__Data section__:
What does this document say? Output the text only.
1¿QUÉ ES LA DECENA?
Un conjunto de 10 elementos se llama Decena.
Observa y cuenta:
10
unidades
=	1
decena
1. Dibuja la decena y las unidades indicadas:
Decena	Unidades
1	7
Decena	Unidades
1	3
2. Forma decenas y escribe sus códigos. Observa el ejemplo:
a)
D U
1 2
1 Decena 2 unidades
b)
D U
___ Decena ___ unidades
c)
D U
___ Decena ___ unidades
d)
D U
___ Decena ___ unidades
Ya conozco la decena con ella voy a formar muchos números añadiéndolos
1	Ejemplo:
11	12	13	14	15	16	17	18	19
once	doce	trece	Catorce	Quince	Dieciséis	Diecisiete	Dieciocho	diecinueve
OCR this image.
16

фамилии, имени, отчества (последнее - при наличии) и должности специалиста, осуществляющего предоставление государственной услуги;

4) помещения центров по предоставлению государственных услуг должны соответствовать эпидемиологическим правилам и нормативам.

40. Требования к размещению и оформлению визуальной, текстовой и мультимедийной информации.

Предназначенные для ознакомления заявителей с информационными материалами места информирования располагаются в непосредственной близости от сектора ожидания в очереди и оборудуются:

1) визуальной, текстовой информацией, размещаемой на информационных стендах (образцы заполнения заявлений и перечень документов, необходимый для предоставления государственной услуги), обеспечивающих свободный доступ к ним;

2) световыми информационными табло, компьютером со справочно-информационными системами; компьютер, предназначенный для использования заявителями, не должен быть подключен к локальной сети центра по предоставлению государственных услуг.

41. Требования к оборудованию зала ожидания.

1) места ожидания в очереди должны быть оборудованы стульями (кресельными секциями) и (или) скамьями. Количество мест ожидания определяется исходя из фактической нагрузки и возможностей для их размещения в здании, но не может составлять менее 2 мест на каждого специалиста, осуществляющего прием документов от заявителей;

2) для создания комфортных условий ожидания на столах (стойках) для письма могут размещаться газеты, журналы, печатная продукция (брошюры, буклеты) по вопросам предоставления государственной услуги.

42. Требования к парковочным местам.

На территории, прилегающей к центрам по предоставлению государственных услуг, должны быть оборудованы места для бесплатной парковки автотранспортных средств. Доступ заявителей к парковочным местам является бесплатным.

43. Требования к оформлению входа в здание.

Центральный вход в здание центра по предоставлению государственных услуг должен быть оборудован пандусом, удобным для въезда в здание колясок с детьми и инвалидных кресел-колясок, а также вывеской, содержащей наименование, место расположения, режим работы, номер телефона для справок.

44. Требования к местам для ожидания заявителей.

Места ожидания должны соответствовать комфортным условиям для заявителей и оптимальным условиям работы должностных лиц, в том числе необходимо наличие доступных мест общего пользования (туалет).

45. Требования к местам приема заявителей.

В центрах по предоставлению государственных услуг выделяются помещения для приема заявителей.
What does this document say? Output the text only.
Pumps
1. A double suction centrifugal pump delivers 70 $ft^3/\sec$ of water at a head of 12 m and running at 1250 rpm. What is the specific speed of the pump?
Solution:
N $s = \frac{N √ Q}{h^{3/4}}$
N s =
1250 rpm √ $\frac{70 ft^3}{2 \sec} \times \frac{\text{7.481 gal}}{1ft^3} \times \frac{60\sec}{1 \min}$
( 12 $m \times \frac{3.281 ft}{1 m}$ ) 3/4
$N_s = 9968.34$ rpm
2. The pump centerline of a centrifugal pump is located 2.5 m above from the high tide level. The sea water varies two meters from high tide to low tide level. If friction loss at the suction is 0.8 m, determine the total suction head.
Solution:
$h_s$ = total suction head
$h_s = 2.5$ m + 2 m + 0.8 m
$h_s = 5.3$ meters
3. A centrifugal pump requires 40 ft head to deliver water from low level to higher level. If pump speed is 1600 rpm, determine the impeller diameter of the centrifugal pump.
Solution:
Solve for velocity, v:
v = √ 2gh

* * *

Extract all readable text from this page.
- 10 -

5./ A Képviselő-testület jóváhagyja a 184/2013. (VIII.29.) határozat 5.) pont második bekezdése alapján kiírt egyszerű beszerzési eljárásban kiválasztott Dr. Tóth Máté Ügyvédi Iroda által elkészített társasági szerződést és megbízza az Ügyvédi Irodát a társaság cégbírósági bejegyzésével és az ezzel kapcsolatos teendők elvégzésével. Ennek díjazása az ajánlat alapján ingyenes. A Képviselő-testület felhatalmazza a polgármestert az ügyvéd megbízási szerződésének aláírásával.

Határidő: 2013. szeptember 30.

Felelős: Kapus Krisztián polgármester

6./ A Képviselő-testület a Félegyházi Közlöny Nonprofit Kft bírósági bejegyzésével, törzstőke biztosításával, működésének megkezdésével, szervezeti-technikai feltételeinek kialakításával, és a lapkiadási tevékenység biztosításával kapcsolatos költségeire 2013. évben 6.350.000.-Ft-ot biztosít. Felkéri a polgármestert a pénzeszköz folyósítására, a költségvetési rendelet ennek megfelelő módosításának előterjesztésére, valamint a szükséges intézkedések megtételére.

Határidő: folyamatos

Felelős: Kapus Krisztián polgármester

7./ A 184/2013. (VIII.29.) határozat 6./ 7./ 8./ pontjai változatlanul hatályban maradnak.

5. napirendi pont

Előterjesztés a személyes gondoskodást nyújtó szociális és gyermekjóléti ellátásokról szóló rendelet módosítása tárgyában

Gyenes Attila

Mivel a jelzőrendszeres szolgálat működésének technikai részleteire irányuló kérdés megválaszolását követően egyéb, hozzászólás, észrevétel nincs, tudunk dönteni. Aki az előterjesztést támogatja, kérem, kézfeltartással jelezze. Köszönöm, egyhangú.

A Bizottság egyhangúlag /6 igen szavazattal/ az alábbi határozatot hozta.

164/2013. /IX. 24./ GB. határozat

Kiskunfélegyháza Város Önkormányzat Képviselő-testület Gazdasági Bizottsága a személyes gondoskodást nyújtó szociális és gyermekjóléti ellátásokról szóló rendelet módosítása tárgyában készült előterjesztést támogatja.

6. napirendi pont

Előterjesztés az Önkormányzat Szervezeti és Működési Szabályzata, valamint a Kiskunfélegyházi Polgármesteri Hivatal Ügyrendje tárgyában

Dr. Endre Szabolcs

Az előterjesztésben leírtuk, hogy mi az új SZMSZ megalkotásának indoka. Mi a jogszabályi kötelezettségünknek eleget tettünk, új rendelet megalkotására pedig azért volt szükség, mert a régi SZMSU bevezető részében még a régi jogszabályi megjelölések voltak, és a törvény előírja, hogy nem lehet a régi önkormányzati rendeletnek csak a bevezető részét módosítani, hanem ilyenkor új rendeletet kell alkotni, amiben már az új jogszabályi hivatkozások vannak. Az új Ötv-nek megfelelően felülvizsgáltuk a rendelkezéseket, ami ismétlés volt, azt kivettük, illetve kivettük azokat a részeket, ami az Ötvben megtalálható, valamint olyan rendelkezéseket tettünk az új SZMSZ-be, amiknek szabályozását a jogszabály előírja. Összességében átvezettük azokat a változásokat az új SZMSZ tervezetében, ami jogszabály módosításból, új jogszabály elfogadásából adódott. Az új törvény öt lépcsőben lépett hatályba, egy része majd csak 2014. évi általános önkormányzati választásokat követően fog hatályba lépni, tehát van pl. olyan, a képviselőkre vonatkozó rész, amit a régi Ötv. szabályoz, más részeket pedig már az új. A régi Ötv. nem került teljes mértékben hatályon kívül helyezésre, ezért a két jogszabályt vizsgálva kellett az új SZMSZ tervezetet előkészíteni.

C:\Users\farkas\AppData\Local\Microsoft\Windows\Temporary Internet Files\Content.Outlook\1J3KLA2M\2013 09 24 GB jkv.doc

__What you have to do__: Using the listing, copy every line where the word "здание" shows up.

__Complete answer__:
43. Требования к оформлению входа в здание.
Центральный вход в здание центра по предоставлению государственных услуг должен быть оборудован пандусом, удобным для въезда в здание колясок с детьми и инвалидных кресел-колясок, а также вывеской, содержащей наименование, место расположения, режим работы, номер телефона для справок.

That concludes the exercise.